Data records
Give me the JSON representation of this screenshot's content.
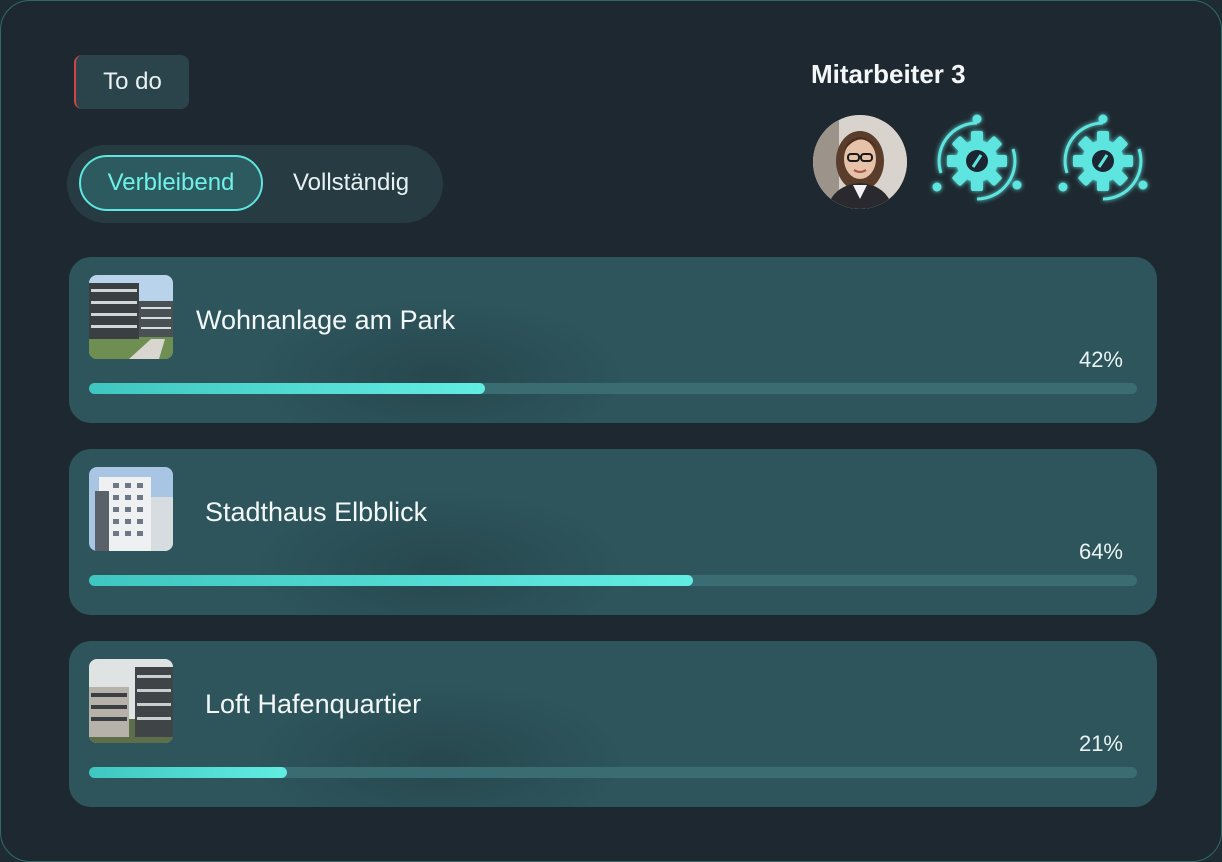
{
  "header": {
    "todo_label": "To do",
    "staff_title": "Mitarbeiter 3"
  },
  "filter": {
    "options": [
      "Verbleibend",
      "Vollständig"
    ],
    "selected": "Verbleibend"
  },
  "staff": {
    "members": [
      {
        "type": "photo",
        "icon": "avatar"
      },
      {
        "type": "bot",
        "icon": "gear-icon"
      },
      {
        "type": "bot",
        "icon": "gear-icon"
      }
    ]
  },
  "projects": [
    {
      "name": "Wohnanlage am Park",
      "percent_label": "42%",
      "progress": 42
    },
    {
      "name": "Stadthaus Elbblick",
      "percent_label": "64%",
      "progress": 64
    },
    {
      "name": "Loft Hafenquartier",
      "percent_label": "21%",
      "progress": 21
    }
  ],
  "colors": {
    "accent": "#5ee5df",
    "card": "#2e555c",
    "background": "#1e2830",
    "todo_marker": "#d14646"
  }
}
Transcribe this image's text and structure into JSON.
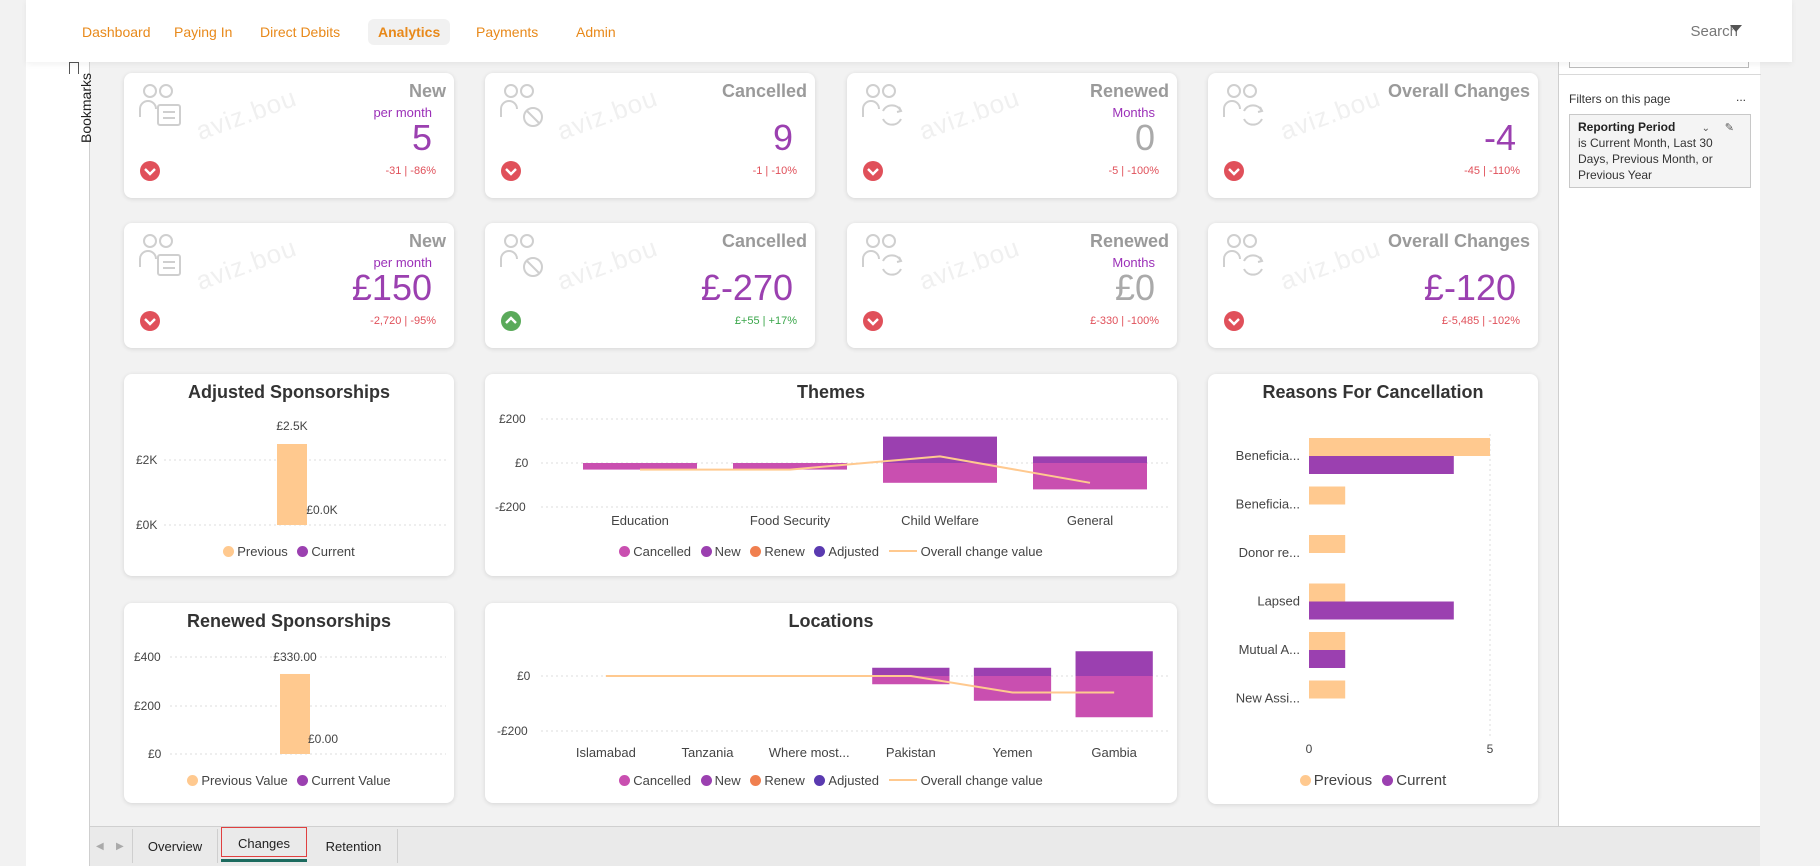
{
  "nav": {
    "items": [
      "Dashboard",
      "Paying In",
      "Direct Debits",
      "Analytics",
      "Payments",
      "Admin"
    ],
    "active": "Analytics",
    "search_label": "Search"
  },
  "bookmarks": {
    "label": "Bookmarks"
  },
  "filters": {
    "title": "Filters on this page",
    "more": "...",
    "card_title": "Reporting Period",
    "card_desc": "is Current Month, Last 30 Days, Previous Month, or Previous Year"
  },
  "kpi_row1": [
    {
      "title": "New",
      "sub": "per month",
      "value": "5",
      "delta": "-31  |  -86%",
      "trend": "down"
    },
    {
      "title": "Cancelled",
      "sub": "",
      "value": "9",
      "delta": "-1  |  -10%",
      "trend": "down"
    },
    {
      "title": "Renewed",
      "sub": "Months",
      "value": "0",
      "delta": "-5  |  -100%",
      "trend": "down",
      "grey": true
    },
    {
      "title": "Overall Changes",
      "sub": "",
      "value": "-4",
      "delta": "-45  |  -110%",
      "trend": "down"
    }
  ],
  "kpi_row2": [
    {
      "title": "New",
      "sub": "per month",
      "value": "£150",
      "delta": "-2,720  |  -95%",
      "trend": "down"
    },
    {
      "title": "Cancelled",
      "sub": "",
      "value": "£-270",
      "delta": "£+55  |  +17%",
      "trend": "up"
    },
    {
      "title": "Renewed",
      "sub": "Months",
      "value": "£0",
      "delta": "£-330  |  -100%",
      "trend": "down",
      "grey": true
    },
    {
      "title": "Overall Changes",
      "sub": "",
      "value": "£-120",
      "delta": "£-5,485  |  -102%",
      "trend": "down"
    }
  ],
  "watermark": "aviz.bou",
  "colors": {
    "previous": "#ffc98f",
    "current": "#9b40b0",
    "cancelled": "#c94fb0",
    "new": "#9b40b0",
    "renew": "#f07f4f",
    "adjusted": "#5a3ab0",
    "line": "#ffc98f",
    "down": "#e0505a",
    "up": "#5aaa5a"
  },
  "charts": {
    "adjusted": {
      "title": "Adjusted Sponsorships",
      "legend": [
        "Previous",
        "Current"
      ],
      "ticks": [
        "£2K",
        "£0K"
      ],
      "labels": [
        "£2.5K",
        "£0.0K"
      ]
    },
    "renewed": {
      "title": "Renewed Sponsorships",
      "legend": [
        "Previous Value",
        "Current Value"
      ],
      "ticks": [
        "£400",
        "£200",
        "£0"
      ],
      "labels": [
        "£330.00",
        "£0.00"
      ]
    },
    "themes": {
      "title": "Themes",
      "ticks": [
        "£200",
        "£0",
        "-£200"
      ],
      "categories": [
        "Education",
        "Food Security",
        "Child Welfare",
        "General"
      ],
      "legend": [
        "Cancelled",
        "New",
        "Renew",
        "Adjusted",
        "Overall change value"
      ]
    },
    "locations": {
      "title": "Locations",
      "ticks": [
        "£0",
        "-£200"
      ],
      "categories": [
        "Islamabad",
        "Tanzania",
        "Where most...",
        "Pakistan",
        "Yemen",
        "Gambia"
      ],
      "legend": [
        "Cancelled",
        "New",
        "Renew",
        "Adjusted",
        "Overall change value"
      ]
    },
    "reasons": {
      "title": "Reasons For Cancellation",
      "categories": [
        "Beneficia...",
        "Beneficia...",
        "Donor re...",
        "Lapsed",
        "Mutual A...",
        "New Assi..."
      ],
      "ticks": [
        "0",
        "5"
      ],
      "legend": [
        "Previous",
        "Current"
      ]
    }
  },
  "chart_data": [
    {
      "type": "bar",
      "title": "Adjusted Sponsorships",
      "categories": [
        "Previous",
        "Current"
      ],
      "values": [
        2500,
        0
      ],
      "data_labels": [
        "£2.5K",
        "£0.0K"
      ],
      "ylim": [
        0,
        2500
      ]
    },
    {
      "type": "bar",
      "title": "Renewed Sponsorships",
      "categories": [
        "Previous Value",
        "Current Value"
      ],
      "values": [
        330,
        0
      ],
      "data_labels": [
        "£330.00",
        "£0.00"
      ],
      "ylim": [
        0,
        400
      ]
    },
    {
      "type": "bar",
      "title": "Themes",
      "categories": [
        "Education",
        "Food Security",
        "Child Welfare",
        "General"
      ],
      "series": [
        {
          "name": "Cancelled",
          "values": [
            -30,
            -30,
            -90,
            -120
          ]
        },
        {
          "name": "New",
          "values": [
            0,
            0,
            120,
            30
          ]
        },
        {
          "name": "Renew",
          "values": [
            0,
            0,
            0,
            0
          ]
        },
        {
          "name": "Adjusted",
          "values": [
            0,
            0,
            0,
            0
          ]
        },
        {
          "name": "Overall change value",
          "values": [
            -30,
            -30,
            30,
            -90
          ]
        }
      ],
      "ylim": [
        -200,
        200
      ]
    },
    {
      "type": "bar",
      "title": "Locations",
      "categories": [
        "Islamabad",
        "Tanzania",
        "Where most...",
        "Pakistan",
        "Yemen",
        "Gambia"
      ],
      "series": [
        {
          "name": "Cancelled",
          "values": [
            0,
            0,
            0,
            -30,
            -90,
            -150
          ]
        },
        {
          "name": "New",
          "values": [
            0,
            0,
            0,
            30,
            30,
            90
          ]
        },
        {
          "name": "Renew",
          "values": [
            0,
            0,
            0,
            0,
            0,
            0
          ]
        },
        {
          "name": "Adjusted",
          "values": [
            0,
            0,
            0,
            0,
            0,
            0
          ]
        },
        {
          "name": "Overall change value",
          "values": [
            0,
            0,
            0,
            0,
            -60,
            -60
          ]
        }
      ],
      "ylim": [
        -200,
        100
      ]
    },
    {
      "type": "bar",
      "title": "Reasons For Cancellation",
      "categories": [
        "Beneficia...",
        "Beneficia...",
        "Donor re...",
        "Lapsed",
        "Mutual A...",
        "New Assi..."
      ],
      "series": [
        {
          "name": "Previous",
          "values": [
            5,
            1,
            1,
            1,
            1,
            1
          ]
        },
        {
          "name": "Current",
          "values": [
            4,
            0,
            0,
            4,
            1,
            0
          ]
        }
      ],
      "xlim": [
        0,
        5
      ]
    }
  ],
  "tabs": [
    "Overview",
    "Changes",
    "Retention"
  ],
  "active_tab": "Changes"
}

■ Task requirements ■
Every record must be copied exactly, with images dropped from the result.

■ The solution ■
Give me the JSON representation of this screenshot's content.
{
  "header": {
    "todo_label": "To do",
    "staff_title": "Mitarbeiter 3"
  },
  "filter": {
    "options": [
      "Verbleibend",
      "Vollständig"
    ],
    "selected": "Verbleibend"
  },
  "staff": {
    "members": [
      {
        "type": "photo",
        "icon": "avatar"
      },
      {
        "type": "bot",
        "icon": "gear-icon"
      },
      {
        "type": "bot",
        "icon": "gear-icon"
      }
    ]
  },
  "projects": [
    {
      "name": "Wohnanlage am Park",
      "percent_label": "42%",
      "progress": 42
    },
    {
      "name": "Stadthaus Elbblick",
      "percent_label": "64%",
      "progress": 64
    },
    {
      "name": "Loft Hafenquartier",
      "percent_label": "21%",
      "progress": 21
    }
  ],
  "colors": {
    "accent": "#5ee5df",
    "card": "#2e555c",
    "background": "#1e2830",
    "todo_marker": "#d14646"
  }
}
Transcribe this image's text and structure into JSON.
{
  "nav": {
    "items": [
      "Dashboard",
      "Paying In",
      "Direct Debits",
      "Analytics",
      "Payments",
      "Admin"
    ],
    "active": "Analytics",
    "search_label": "Search"
  },
  "bookmarks": {
    "label": "Bookmarks"
  },
  "filters": {
    "title": "Filters on this page",
    "more": "...",
    "card_title": "Reporting Period",
    "card_desc": "is Current Month, Last 30 Days, Previous Month, or Previous Year"
  },
  "kpi_row1": [
    {
      "title": "New",
      "sub": "per month",
      "value": "5",
      "delta": "-31  |  -86%",
      "trend": "down"
    },
    {
      "title": "Cancelled",
      "sub": "",
      "value": "9",
      "delta": "-1  |  -10%",
      "trend": "down"
    },
    {
      "title": "Renewed",
      "sub": "Months",
      "value": "0",
      "delta": "-5  |  -100%",
      "trend": "down",
      "grey": true
    },
    {
      "title": "Overall Changes",
      "sub": "",
      "value": "-4",
      "delta": "-45  |  -110%",
      "trend": "down"
    }
  ],
  "kpi_row2": [
    {
      "title": "New",
      "sub": "per month",
      "value": "£150",
      "delta": "-2,720  |  -95%",
      "trend": "down"
    },
    {
      "title": "Cancelled",
      "sub": "",
      "value": "£-270",
      "delta": "£+55  |  +17%",
      "trend": "up"
    },
    {
      "title": "Renewed",
      "sub": "Months",
      "value": "£0",
      "delta": "£-330  |  -100%",
      "trend": "down",
      "grey": true
    },
    {
      "title": "Overall Changes",
      "sub": "",
      "value": "£-120",
      "delta": "£-5,485  |  -102%",
      "trend": "down"
    }
  ],
  "watermark": "aviz.bou",
  "colors": {
    "previous": "#ffc98f",
    "current": "#9b40b0",
    "cancelled": "#c94fb0",
    "new": "#9b40b0",
    "renew": "#f07f4f",
    "adjusted": "#5a3ab0",
    "line": "#ffc98f",
    "down": "#e0505a",
    "up": "#5aaa5a"
  },
  "charts": {
    "adjusted": {
      "title": "Adjusted Sponsorships",
      "legend": [
        "Previous",
        "Current"
      ],
      "ticks": [
        "£2K",
        "£0K"
      ],
      "labels": [
        "£2.5K",
        "£0.0K"
      ]
    },
    "renewed": {
      "title": "Renewed Sponsorships",
      "legend": [
        "Previous Value",
        "Current Value"
      ],
      "ticks": [
        "£400",
        "£200",
        "£0"
      ],
      "labels": [
        "£330.00",
        "£0.00"
      ]
    },
    "themes": {
      "title": "Themes",
      "ticks": [
        "£200",
        "£0",
        "-£200"
      ],
      "categories": [
        "Education",
        "Food Security",
        "Child Welfare",
        "General"
      ],
      "legend": [
        "Cancelled",
        "New",
        "Renew",
        "Adjusted",
        "Overall change value"
      ]
    },
    "locations": {
      "title": "Locations",
      "ticks": [
        "£0",
        "-£200"
      ],
      "categories": [
        "Islamabad",
        "Tanzania",
        "Where most...",
        "Pakistan",
        "Yemen",
        "Gambia"
      ],
      "legend": [
        "Cancelled",
        "New",
        "Renew",
        "Adjusted",
        "Overall change value"
      ]
    },
    "reasons": {
      "title": "Reasons For Cancellation",
      "categories": [
        "Beneficia...",
        "Beneficia...",
        "Donor re...",
        "Lapsed",
        "Mutual A...",
        "New Assi..."
      ],
      "ticks": [
        "0",
        "5"
      ],
      "legend": [
        "Previous",
        "Current"
      ]
    }
  },
  "chart_data": [
    {
      "type": "bar",
      "title": "Adjusted Sponsorships",
      "categories": [
        "Previous",
        "Current"
      ],
      "values": [
        2500,
        0
      ],
      "data_labels": [
        "£2.5K",
        "£0.0K"
      ],
      "ylim": [
        0,
        2500
      ]
    },
    {
      "type": "bar",
      "title": "Renewed Sponsorships",
      "categories": [
        "Previous Value",
        "Current Value"
      ],
      "values": [
        330,
        0
      ],
      "data_labels": [
        "£330.00",
        "£0.00"
      ],
      "ylim": [
        0,
        400
      ]
    },
    {
      "type": "bar",
      "title": "Themes",
      "categories": [
        "Education",
        "Food Security",
        "Child Welfare",
        "General"
      ],
      "series": [
        {
          "name": "Cancelled",
          "values": [
            -30,
            -30,
            -90,
            -120
          ]
        },
        {
          "name": "New",
          "values": [
            0,
            0,
            120,
            30
          ]
        },
        {
          "name": "Renew",
          "values": [
            0,
            0,
            0,
            0
          ]
        },
        {
          "name": "Adjusted",
          "values": [
            0,
            0,
            0,
            0
          ]
        },
        {
          "name": "Overall change value",
          "values": [
            -30,
            -30,
            30,
            -90
          ]
        }
      ],
      "ylim": [
        -200,
        200
      ]
    },
    {
      "type": "bar",
      "title": "Locations",
      "categories": [
        "Islamabad",
        "Tanzania",
        "Where most...",
        "Pakistan",
        "Yemen",
        "Gambia"
      ],
      "series": [
        {
          "name": "Cancelled",
          "values": [
            0,
            0,
            0,
            -30,
            -90,
            -150
          ]
        },
        {
          "name": "New",
          "values": [
            0,
            0,
            0,
            30,
            30,
            90
          ]
        },
        {
          "name": "Renew",
          "values": [
            0,
            0,
            0,
            0,
            0,
            0
          ]
        },
        {
          "name": "Adjusted",
          "values": [
            0,
            0,
            0,
            0,
            0,
            0
          ]
        },
        {
          "name": "Overall change value",
          "values": [
            0,
            0,
            0,
            0,
            -60,
            -60
          ]
        }
      ],
      "ylim": [
        -200,
        100
      ]
    },
    {
      "type": "bar",
      "title": "Reasons For Cancellation",
      "categories": [
        "Beneficia...",
        "Beneficia...",
        "Donor re...",
        "Lapsed",
        "Mutual A...",
        "New Assi..."
      ],
      "series": [
        {
          "name": "Previous",
          "values": [
            5,
            1,
            1,
            1,
            1,
            1
          ]
        },
        {
          "name": "Current",
          "values": [
            4,
            0,
            0,
            4,
            1,
            0
          ]
        }
      ],
      "xlim": [
        0,
        5
      ]
    }
  ],
  "tabs": [
    "Overview",
    "Changes",
    "Retention"
  ],
  "active_tab": "Changes"
}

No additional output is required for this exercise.